(Given task): Of all the lines in the records below, how many hold the word "xlabel"? Give the number alone.

****************

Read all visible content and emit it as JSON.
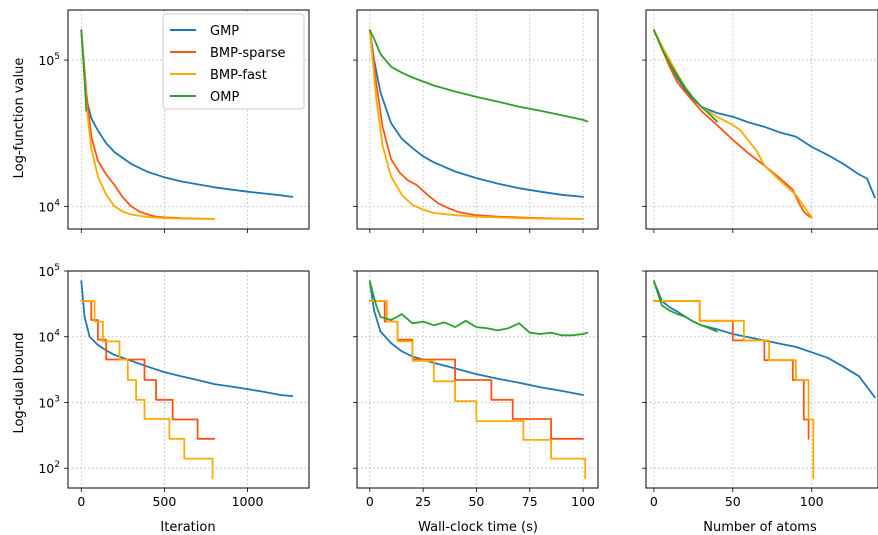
{
  "chart_data": {
    "type": "line",
    "colors": {
      "GMP": "#1f77b4",
      "BMP-sparse": "#ff5511",
      "BMP-fast": "#ffaa00",
      "OMP": "#2ca02c"
    },
    "legend": {
      "placement": "top-right of first panel",
      "entries": [
        "GMP",
        "BMP-sparse",
        "BMP-fast",
        "OMP"
      ]
    },
    "grid": true,
    "rows": [
      {
        "ylabel": "Log-function value",
        "yscale": "log",
        "ytick_labels": [
          "10^4"
        ]
      },
      {
        "ylabel": "Log-dual bound",
        "yscale": "log",
        "ylim": [
          50,
          100000
        ],
        "ytick_labels": [
          "10^2",
          "10^3",
          "10^4",
          "10^5"
        ]
      }
    ],
    "columns": [
      {
        "xlabel": "Iteration",
        "xlim": [
          -80,
          1370
        ],
        "xticks": [
          0,
          500,
          1000
        ],
        "xtick_labels": [
          "0",
          "500",
          "1000"
        ]
      },
      {
        "xlabel": "Wall-clock time (s)",
        "xlim": [
          -6,
          107
        ],
        "xticks": [
          0,
          25,
          50,
          75,
          100
        ],
        "xtick_labels": [
          "0",
          "25",
          "50",
          "75",
          "100"
        ]
      },
      {
        "xlabel": "Number of atoms",
        "xlim": [
          -5,
          142
        ],
        "xticks": [
          0,
          50,
          100
        ],
        "xtick_labels": [
          "0",
          "50",
          "100"
        ]
      }
    ],
    "panels": [
      {
        "row": 0,
        "col": 0,
        "ylim": [
          7000,
          220000
        ],
        "series": [
          {
            "name": "GMP",
            "x": [
              0,
              30,
              60,
              100,
              150,
              200,
              300,
              400,
              500,
              600,
              800,
              1000,
              1200,
              1270
            ],
            "y": [
              160000,
              55000,
              40000,
              33000,
              27000,
              23500,
              19500,
              17200,
              15800,
              14800,
              13500,
              12600,
              11900,
              11600
            ]
          },
          {
            "name": "BMP-sparse",
            "x": [
              0,
              30,
              60,
              100,
              150,
              200,
              250,
              300,
              350,
              400,
              450,
              500,
              600,
              700,
              800
            ],
            "y": [
              160000,
              60000,
              30000,
              20500,
              16500,
              14000,
              11500,
              10000,
              9200,
              8800,
              8500,
              8400,
              8300,
              8250,
              8200
            ]
          },
          {
            "name": "BMP-fast",
            "x": [
              0,
              30,
              60,
              100,
              150,
              200,
              250,
              300,
              350,
              400,
              500,
              600,
              700,
              800
            ],
            "y": [
              160000,
              50000,
              25000,
              16000,
              12000,
              10000,
              9200,
              8800,
              8600,
              8450,
              8300,
              8250,
              8220,
              8200
            ]
          },
          {
            "name": "OMP",
            "x": [
              0,
              15,
              30
            ],
            "y": [
              160000,
              90000,
              45000
            ]
          }
        ]
      },
      {
        "row": 0,
        "col": 1,
        "ylim": [
          7000,
          220000
        ],
        "series": [
          {
            "name": "GMP",
            "x": [
              0,
              2,
              5,
              10,
              15,
              20,
              25,
              30,
              40,
              50,
              60,
              70,
              80,
              90,
              100
            ],
            "y": [
              160000,
              100000,
              60000,
              37000,
              29000,
              25000,
              22000,
              20000,
              17300,
              15600,
              14300,
              13300,
              12600,
              12000,
              11600
            ]
          },
          {
            "name": "BMP-sparse",
            "x": [
              0,
              3,
              6,
              10,
              14,
              18,
              22,
              27,
              32,
              37,
              42,
              50,
              60,
              70,
              80,
              90,
              100
            ],
            "y": [
              160000,
              70000,
              35000,
              21000,
              17000,
              15000,
              14000,
              12000,
              10500,
              9700,
              9100,
              8700,
              8500,
              8400,
              8300,
              8250,
              8200
            ]
          },
          {
            "name": "BMP-fast",
            "x": [
              0,
              3,
              6,
              10,
              15,
              20,
              25,
              30,
              40,
              50,
              60,
              70,
              80,
              90,
              100
            ],
            "y": [
              160000,
              55000,
              26000,
              16000,
              12000,
              10200,
              9500,
              9000,
              8700,
              8500,
              8400,
              8300,
              8250,
              8220,
              8200
            ]
          },
          {
            "name": "OMP",
            "x": [
              0,
              2,
              5,
              10,
              15,
              20,
              30,
              40,
              50,
              60,
              70,
              80,
              90,
              100,
              102
            ],
            "y": [
              160000,
              140000,
              110000,
              90000,
              82000,
              76000,
              67000,
              61000,
              56000,
              52000,
              48000,
              45000,
              42000,
              39000,
              38000
            ]
          }
        ]
      },
      {
        "row": 0,
        "col": 2,
        "ylim": [
          7000,
          220000
        ],
        "series": [
          {
            "name": "GMP",
            "x": [
              0,
              5,
              10,
              15,
              20,
              25,
              30,
              40,
              50,
              60,
              70,
              80,
              90,
              100,
              110,
              120,
              130,
              135,
              140
            ],
            "y": [
              160000,
              125000,
              95000,
              75000,
              62000,
              54000,
              48000,
              43500,
              41000,
              37500,
              35000,
              32000,
              30000,
              25500,
              22500,
              19500,
              16500,
              15500,
              11500
            ]
          },
          {
            "name": "BMP-sparse",
            "x": [
              0,
              5,
              10,
              15,
              20,
              25,
              30,
              40,
              50,
              60,
              70,
              80,
              88,
              92,
              95,
              98,
              100
            ],
            "y": [
              160000,
              120000,
              90000,
              70000,
              60000,
              52000,
              45000,
              36000,
              28500,
              23000,
              19000,
              15500,
              13000,
              10500,
              9200,
              8600,
              8400
            ]
          },
          {
            "name": "BMP-fast",
            "x": [
              0,
              5,
              10,
              15,
              20,
              25,
              30,
              40,
              50,
              55,
              60,
              65,
              70,
              80,
              90,
              95,
              100
            ],
            "y": [
              160000,
              125000,
              100000,
              80000,
              65000,
              55000,
              48000,
              41000,
              36000,
              33000,
              28000,
              24000,
              19000,
              15000,
              12000,
              10000,
              8400
            ]
          },
          {
            "name": "OMP",
            "x": [
              0,
              5,
              10,
              15,
              20,
              25,
              30,
              35,
              40
            ],
            "y": [
              160000,
              120000,
              95000,
              78000,
              64000,
              55000,
              48000,
              43000,
              38000
            ]
          }
        ]
      },
      {
        "row": 1,
        "col": 0,
        "ylim": [
          50,
          100000
        ],
        "series": [
          {
            "name": "GMP",
            "x": [
              0,
              20,
              50,
              100,
              150,
              200,
              300,
              400,
              500,
              600,
              700,
              800,
              900,
              1000,
              1100,
              1200,
              1270
            ],
            "y": [
              70000,
              20000,
              10000,
              7500,
              6200,
              5300,
              4300,
              3500,
              2900,
              2500,
              2200,
              1900,
              1750,
              1600,
              1450,
              1300,
              1250
            ]
          },
          {
            "name": "BMP-sparse",
            "step": true,
            "x": [
              0,
              30,
              60,
              100,
              150,
              250,
              380,
              450,
              550,
              700,
              800
            ],
            "y": [
              35000,
              35000,
              18000,
              9000,
              4500,
              4500,
              2200,
              1100,
              550,
              280,
              280
            ]
          },
          {
            "name": "BMP-fast",
            "step": true,
            "x": [
              0,
              40,
              80,
              130,
              230,
              280,
              330,
              380,
              530,
              620,
              770,
              790
            ],
            "y": [
              35000,
              35000,
              17000,
              8500,
              4500,
              2200,
              1100,
              560,
              280,
              140,
              140,
              70
            ]
          }
        ]
      },
      {
        "row": 1,
        "col": 1,
        "ylim": [
          50,
          100000
        ],
        "series": [
          {
            "name": "GMP",
            "x": [
              0,
              2,
              5,
              10,
              15,
              20,
              30,
              40,
              50,
              60,
              70,
              80,
              90,
              100
            ],
            "y": [
              70000,
              25000,
              12000,
              8000,
              6000,
              5000,
              4000,
              3300,
              2700,
              2300,
              2000,
              1700,
              1500,
              1300
            ]
          },
          {
            "name": "BMP-sparse",
            "step": true,
            "x": [
              0,
              3,
              7,
              13,
              20,
              28,
              40,
              57,
              67,
              85,
              100
            ],
            "y": [
              35000,
              35000,
              17000,
              9000,
              4500,
              4500,
              2200,
              1100,
              560,
              280,
              280
            ]
          },
          {
            "name": "BMP-fast",
            "step": true,
            "x": [
              0,
              3,
              8,
              13,
              20,
              30,
              40,
              50,
              72,
              85,
              100,
              101
            ],
            "y": [
              35000,
              35000,
              17000,
              8500,
              4300,
              2100,
              1050,
              520,
              270,
              140,
              140,
              70
            ]
          },
          {
            "name": "OMP",
            "x": [
              0,
              3,
              5,
              10,
              15,
              20,
              25,
              30,
              35,
              40,
              45,
              50,
              55,
              60,
              65,
              70,
              75,
              80,
              85,
              90,
              95,
              100,
              102
            ],
            "y": [
              70000,
              30000,
              20000,
              18000,
              22000,
              16000,
              17000,
              15000,
              16500,
              14000,
              17500,
              14000,
              13500,
              12500,
              13500,
              16000,
              11500,
              11000,
              11500,
              10500,
              10500,
              11000,
              11500
            ]
          }
        ]
      },
      {
        "row": 1,
        "col": 2,
        "ylim": [
          50,
          100000
        ],
        "series": [
          {
            "name": "GMP",
            "x": [
              0,
              5,
              10,
              15,
              20,
              25,
              30,
              40,
              50,
              60,
              70,
              80,
              90,
              100,
              110,
              120,
              130,
              140
            ],
            "y": [
              70000,
              35000,
              28000,
              24000,
              20000,
              17000,
              15000,
              13000,
              11000,
              9800,
              8800,
              7800,
              7000,
              5800,
              4800,
              3500,
              2500,
              1200
            ]
          },
          {
            "name": "BMP-sparse",
            "step": true,
            "x": [
              0,
              29,
              50,
              70,
              88,
              95,
              98
            ],
            "y": [
              35000,
              17500,
              8800,
              4400,
              2200,
              550,
              280
            ]
          },
          {
            "name": "BMP-fast",
            "step": true,
            "x": [
              0,
              29,
              57,
              73,
              90,
              98,
              101
            ],
            "y": [
              35000,
              17500,
              8800,
              4400,
              2200,
              550,
              70
            ]
          },
          {
            "name": "OMP",
            "x": [
              0,
              5,
              10,
              15,
              20,
              25,
              30,
              35,
              40
            ],
            "y": [
              70000,
              30000,
              25000,
              22000,
              20000,
              17000,
              15000,
              13500,
              12000
            ]
          }
        ]
      }
    ]
  }
}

****************

(Task solution): 3